[Extracted data entries]
--- START ---
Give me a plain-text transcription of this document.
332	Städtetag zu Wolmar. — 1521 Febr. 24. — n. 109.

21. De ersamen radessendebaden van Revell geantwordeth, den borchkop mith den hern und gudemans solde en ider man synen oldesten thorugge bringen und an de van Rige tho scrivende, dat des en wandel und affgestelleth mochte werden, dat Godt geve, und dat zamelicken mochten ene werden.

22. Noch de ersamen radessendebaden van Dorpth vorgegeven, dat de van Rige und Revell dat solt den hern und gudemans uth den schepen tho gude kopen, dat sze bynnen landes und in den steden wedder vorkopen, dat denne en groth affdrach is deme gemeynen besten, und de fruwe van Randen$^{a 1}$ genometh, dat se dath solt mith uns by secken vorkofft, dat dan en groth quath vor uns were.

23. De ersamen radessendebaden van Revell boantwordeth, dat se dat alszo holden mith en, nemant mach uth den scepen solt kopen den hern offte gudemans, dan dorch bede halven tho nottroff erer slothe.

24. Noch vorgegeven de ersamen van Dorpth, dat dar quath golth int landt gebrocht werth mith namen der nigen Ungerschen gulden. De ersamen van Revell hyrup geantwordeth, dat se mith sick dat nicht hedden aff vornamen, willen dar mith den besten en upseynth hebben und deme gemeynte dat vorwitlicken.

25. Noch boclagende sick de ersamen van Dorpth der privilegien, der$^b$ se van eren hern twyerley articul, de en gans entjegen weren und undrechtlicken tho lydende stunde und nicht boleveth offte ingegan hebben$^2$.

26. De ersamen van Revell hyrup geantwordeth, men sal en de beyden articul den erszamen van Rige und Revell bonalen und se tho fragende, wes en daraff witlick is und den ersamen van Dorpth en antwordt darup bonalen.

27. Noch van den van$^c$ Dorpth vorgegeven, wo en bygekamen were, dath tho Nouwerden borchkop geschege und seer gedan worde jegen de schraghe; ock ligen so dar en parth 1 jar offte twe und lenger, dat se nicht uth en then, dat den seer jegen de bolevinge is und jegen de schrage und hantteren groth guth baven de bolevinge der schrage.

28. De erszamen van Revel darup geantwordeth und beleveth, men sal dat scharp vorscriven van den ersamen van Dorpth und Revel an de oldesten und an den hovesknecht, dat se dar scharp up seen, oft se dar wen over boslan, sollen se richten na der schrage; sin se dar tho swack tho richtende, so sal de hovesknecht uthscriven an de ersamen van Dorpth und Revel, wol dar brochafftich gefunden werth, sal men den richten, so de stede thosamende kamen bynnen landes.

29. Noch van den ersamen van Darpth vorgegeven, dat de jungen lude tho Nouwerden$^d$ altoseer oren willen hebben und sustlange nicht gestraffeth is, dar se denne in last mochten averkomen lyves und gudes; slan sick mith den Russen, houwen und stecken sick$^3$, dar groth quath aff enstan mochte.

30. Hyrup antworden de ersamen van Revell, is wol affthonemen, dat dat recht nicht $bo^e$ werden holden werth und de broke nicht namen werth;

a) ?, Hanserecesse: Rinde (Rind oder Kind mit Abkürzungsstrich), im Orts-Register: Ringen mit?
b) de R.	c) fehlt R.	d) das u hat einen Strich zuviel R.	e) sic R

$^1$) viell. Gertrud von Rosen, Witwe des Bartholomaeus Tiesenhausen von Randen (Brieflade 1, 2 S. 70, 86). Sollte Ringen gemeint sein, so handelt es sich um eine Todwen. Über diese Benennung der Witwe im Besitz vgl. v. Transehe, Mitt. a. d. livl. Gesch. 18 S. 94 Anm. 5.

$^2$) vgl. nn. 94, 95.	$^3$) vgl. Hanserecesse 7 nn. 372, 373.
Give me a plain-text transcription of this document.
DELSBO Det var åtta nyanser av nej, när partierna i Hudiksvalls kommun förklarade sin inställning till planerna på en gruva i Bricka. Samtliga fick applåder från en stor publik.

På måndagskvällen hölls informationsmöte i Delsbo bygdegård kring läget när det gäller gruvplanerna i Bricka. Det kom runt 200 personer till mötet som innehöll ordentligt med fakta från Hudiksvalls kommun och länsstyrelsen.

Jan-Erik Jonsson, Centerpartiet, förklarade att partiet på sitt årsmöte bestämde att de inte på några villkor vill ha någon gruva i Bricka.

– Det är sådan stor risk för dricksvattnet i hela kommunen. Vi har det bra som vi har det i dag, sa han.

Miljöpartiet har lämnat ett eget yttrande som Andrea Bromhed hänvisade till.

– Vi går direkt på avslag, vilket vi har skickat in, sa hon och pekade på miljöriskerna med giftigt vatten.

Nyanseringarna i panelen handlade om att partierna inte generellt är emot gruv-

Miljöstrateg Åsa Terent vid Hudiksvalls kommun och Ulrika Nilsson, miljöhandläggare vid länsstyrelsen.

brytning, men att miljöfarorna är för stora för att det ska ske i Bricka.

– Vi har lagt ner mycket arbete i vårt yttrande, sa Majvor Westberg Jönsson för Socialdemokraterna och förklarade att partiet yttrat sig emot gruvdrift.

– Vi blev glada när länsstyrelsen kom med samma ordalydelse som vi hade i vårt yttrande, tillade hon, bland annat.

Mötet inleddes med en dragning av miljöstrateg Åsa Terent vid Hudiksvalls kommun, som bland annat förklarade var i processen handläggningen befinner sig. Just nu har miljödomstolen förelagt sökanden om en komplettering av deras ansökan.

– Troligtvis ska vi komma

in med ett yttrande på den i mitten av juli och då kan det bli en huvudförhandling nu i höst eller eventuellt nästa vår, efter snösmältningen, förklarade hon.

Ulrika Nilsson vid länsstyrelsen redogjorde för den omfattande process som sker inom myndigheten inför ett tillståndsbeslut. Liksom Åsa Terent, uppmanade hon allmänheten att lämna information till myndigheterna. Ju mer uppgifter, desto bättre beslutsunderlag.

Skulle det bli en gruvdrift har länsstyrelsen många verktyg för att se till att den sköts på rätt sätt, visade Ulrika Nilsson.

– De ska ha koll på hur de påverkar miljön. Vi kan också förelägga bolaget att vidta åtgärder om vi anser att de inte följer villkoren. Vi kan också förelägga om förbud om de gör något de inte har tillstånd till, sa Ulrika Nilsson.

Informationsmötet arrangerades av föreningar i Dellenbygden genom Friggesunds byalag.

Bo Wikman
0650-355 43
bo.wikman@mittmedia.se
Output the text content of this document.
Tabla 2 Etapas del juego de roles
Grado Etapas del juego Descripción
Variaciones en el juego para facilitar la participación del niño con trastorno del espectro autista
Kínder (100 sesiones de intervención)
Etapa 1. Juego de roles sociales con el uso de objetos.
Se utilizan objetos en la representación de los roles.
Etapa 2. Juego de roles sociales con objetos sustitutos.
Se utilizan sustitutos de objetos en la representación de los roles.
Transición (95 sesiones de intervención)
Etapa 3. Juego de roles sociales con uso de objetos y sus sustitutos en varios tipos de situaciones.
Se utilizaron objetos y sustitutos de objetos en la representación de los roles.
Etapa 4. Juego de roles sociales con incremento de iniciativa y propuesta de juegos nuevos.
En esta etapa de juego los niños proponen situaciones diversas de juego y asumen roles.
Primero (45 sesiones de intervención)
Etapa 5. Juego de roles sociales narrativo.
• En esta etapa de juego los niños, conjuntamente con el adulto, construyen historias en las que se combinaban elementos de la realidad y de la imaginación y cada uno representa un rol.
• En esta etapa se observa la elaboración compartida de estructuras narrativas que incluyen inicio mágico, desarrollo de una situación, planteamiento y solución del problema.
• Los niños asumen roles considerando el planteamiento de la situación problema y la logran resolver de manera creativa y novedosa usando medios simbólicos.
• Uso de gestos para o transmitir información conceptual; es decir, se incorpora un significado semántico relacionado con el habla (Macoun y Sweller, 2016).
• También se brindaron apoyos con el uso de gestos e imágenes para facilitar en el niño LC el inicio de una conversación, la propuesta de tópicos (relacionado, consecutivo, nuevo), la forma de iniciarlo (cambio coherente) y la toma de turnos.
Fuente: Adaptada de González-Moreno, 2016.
--- END ---
▸ Exercise objective: Copy each line of the data that includes the word "från".

▸ Solution:
DELSBO Det var åtta nyanser av nej, när partierna i Hudiksvalls kommun förklarade sin inställning till planerna på en gruva i Bricka. Samtliga fick applåder från en stor publik.
På måndagskvällen hölls informationsmöte i Delsbo bygdegård kring läget när det gäller gruvplanerna i Bricka. Det kom runt 200 personer till mötet som innehöll ordentligt med fakta från Hudiksvalls kommun och länsstyrelsen.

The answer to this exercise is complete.